▶ **Requirement**
Transcribe each entry below exactly. Pictures do not go in the copy.

▶ **Entries shown**
===

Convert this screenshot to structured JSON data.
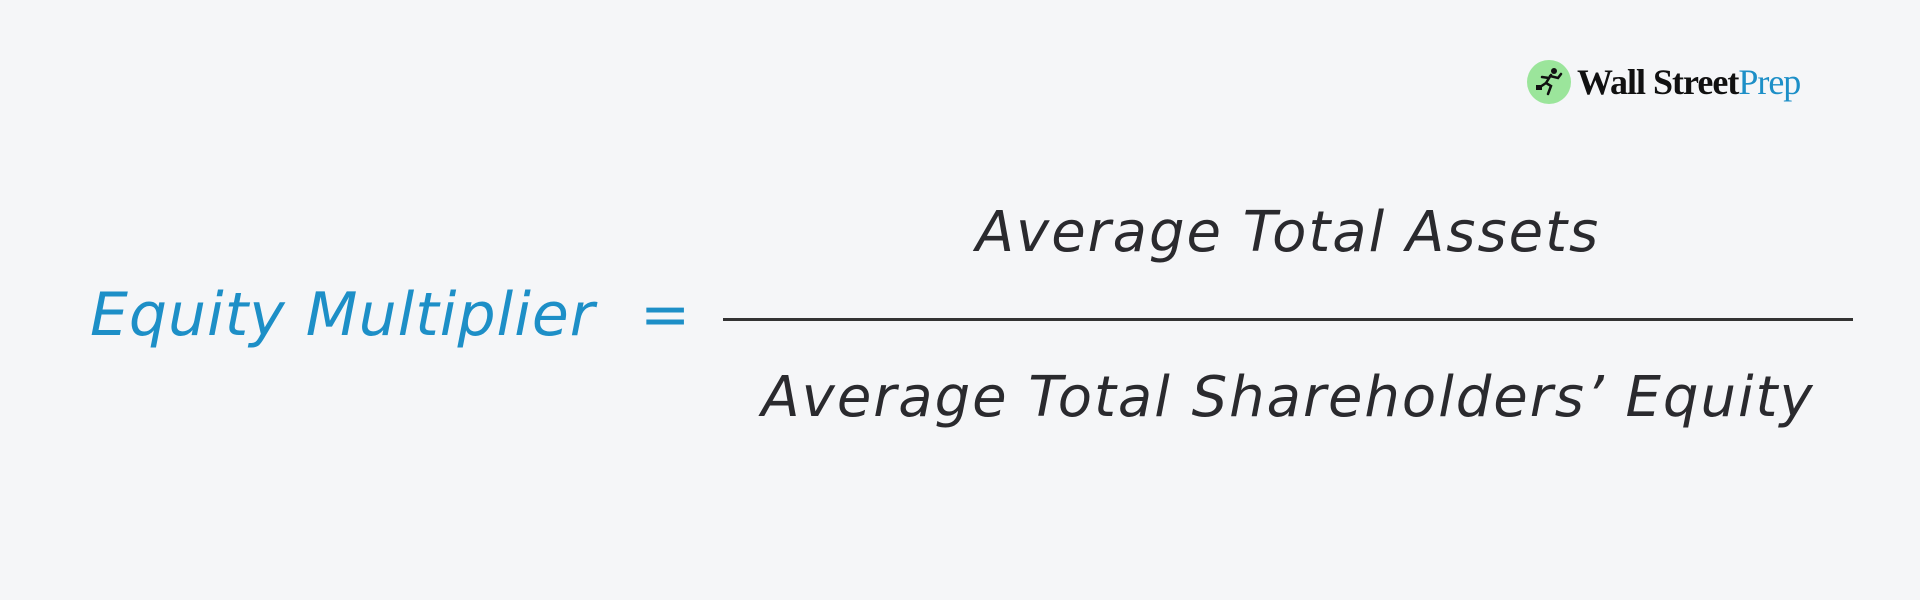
{
  "formula": {
    "label": "Equity Multiplier",
    "equals": "=",
    "numerator": "Average Total Assets",
    "denominator": "Average Total Shareholders’ Equity"
  },
  "logo": {
    "brand_dark": "Wall Street",
    "brand_blue": "Prep",
    "icon": "running-figure-icon"
  },
  "colors": {
    "accent": "#1d8fc7",
    "text": "#2a2a2e",
    "background": "#f5f6f8",
    "logo_mark": "#9be59b"
  }
}
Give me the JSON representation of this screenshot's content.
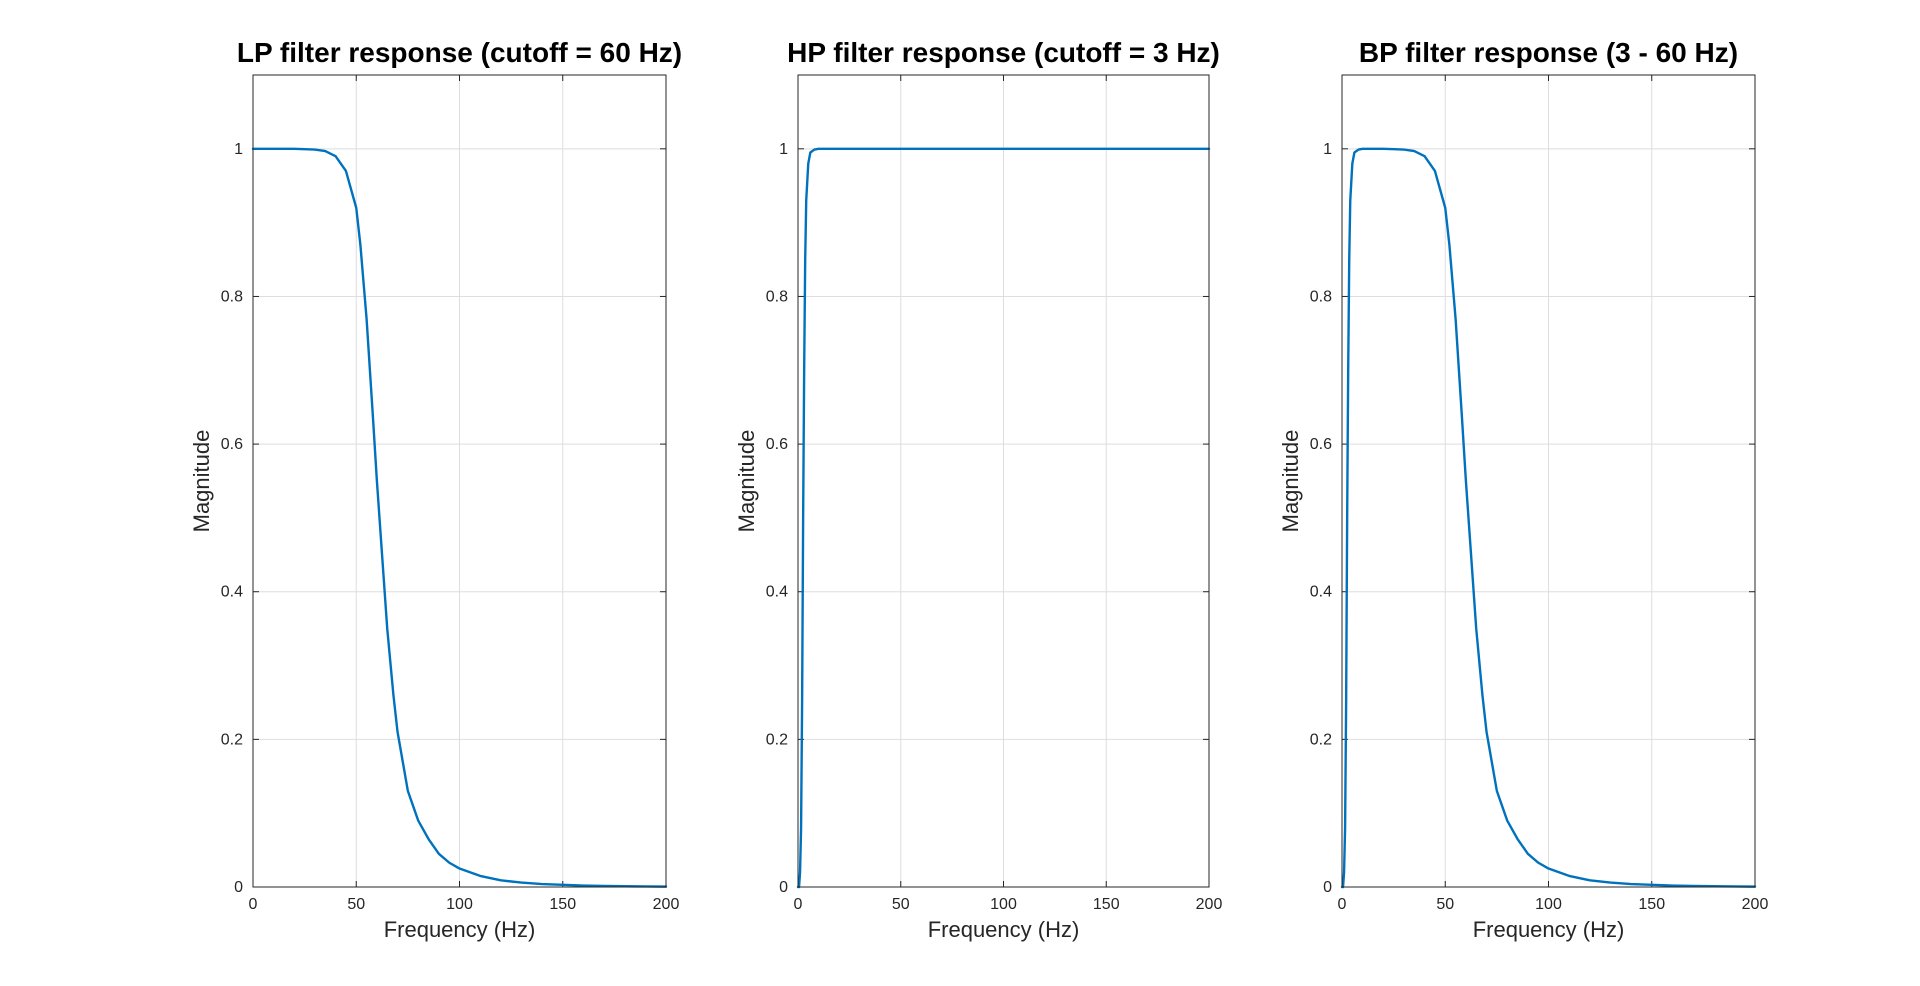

===

▶ **Worked answer**
Convert this screenshot to structured JSON data.
{
  "formula": {
    "label": "Equity Multiplier",
    "equals": "=",
    "numerator": "Average Total Assets",
    "denominator": "Average Total Shareholders’ Equity"
  },
  "logo": {
    "brand_dark": "Wall Street",
    "brand_blue": "Prep",
    "icon": "running-figure-icon"
  },
  "colors": {
    "accent": "#1d8fc7",
    "text": "#2a2a2e",
    "background": "#f5f6f8",
    "logo_mark": "#9be59b"
  }
}
Give me the JSON representation of this screenshot's content.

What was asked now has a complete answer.